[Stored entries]
####################

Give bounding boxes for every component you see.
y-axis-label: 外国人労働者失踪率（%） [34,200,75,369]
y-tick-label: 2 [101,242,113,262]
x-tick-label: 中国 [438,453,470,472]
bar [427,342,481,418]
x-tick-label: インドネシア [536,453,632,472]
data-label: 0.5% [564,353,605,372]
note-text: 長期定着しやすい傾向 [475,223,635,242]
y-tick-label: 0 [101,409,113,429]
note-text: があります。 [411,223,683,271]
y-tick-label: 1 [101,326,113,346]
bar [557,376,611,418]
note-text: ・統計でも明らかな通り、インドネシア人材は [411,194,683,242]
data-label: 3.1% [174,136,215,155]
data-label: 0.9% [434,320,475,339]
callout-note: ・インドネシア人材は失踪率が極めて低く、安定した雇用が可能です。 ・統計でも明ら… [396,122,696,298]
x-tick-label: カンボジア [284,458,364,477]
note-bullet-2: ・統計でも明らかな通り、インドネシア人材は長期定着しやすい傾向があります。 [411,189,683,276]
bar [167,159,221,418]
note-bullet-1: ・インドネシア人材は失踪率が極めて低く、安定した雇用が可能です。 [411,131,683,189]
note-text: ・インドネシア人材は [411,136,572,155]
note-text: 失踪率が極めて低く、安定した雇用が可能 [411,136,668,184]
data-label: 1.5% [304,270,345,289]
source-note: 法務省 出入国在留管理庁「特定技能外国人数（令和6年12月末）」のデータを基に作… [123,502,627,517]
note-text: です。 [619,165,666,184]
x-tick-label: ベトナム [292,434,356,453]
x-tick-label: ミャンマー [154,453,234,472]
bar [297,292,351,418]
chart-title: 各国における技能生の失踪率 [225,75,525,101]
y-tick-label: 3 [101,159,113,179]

####################

§ SHORT PROBLEM
Reproduce every line of the stored entries above, character for character.

§ RESPONSE TO THE EXERCISE
Give bounding boxes for every component you see.
y-axis-label: 外国人労働者失踪率（%） [34,200,75,369]
y-tick-label: 2 [101,242,113,262]
x-tick-label: 中国 [438,453,470,472]
bar [427,342,481,418]
x-tick-label: インドネシア [536,453,632,472]
data-label: 0.5% [564,353,605,372]
note-text: 長期定着しやすい傾向 [475,223,635,242]
y-tick-label: 0 [101,409,113,429]
note-text: があります。 [411,223,683,271]
y-tick-label: 1 [101,326,113,346]
bar [557,376,611,418]
note-text: ・統計でも明らかな通り、インドネシア人材は [411,194,683,242]
data-label: 3.1% [174,136,215,155]
data-label: 0.9% [434,320,475,339]
callout-note: ・インドネシア人材は失踪率が極めて低く、安定した雇用が可能です。 ・統計でも明ら… [396,122,696,298]
x-tick-label: カンボジア [284,458,364,477]
note-bullet-2: ・統計でも明らかな通り、インドネシア人材は長期定着しやすい傾向があります。 [411,189,683,276]
bar [167,159,221,418]
note-bullet-1: ・インドネシア人材は失踪率が極めて低く、安定した雇用が可能です。 [411,131,683,189]
note-text: ・インドネシア人材は [411,136,572,155]
note-text: 失踪率が極めて低く、安定した雇用が可能 [411,136,668,184]
data-label: 1.5% [304,270,345,289]
source-note: 法務省 出入国在留管理庁「特定技能外国人数（令和6年12月末）」のデータを基に作… [123,502,627,517]
note-text: です。 [619,165,666,184]
x-tick-label: ベトナム [292,434,356,453]
x-tick-label: ミャンマー [154,453,234,472]
bar [297,292,351,418]
chart-title: 各国における技能生の失踪率 [225,75,525,101]
y-tick-label: 3 [101,159,113,179]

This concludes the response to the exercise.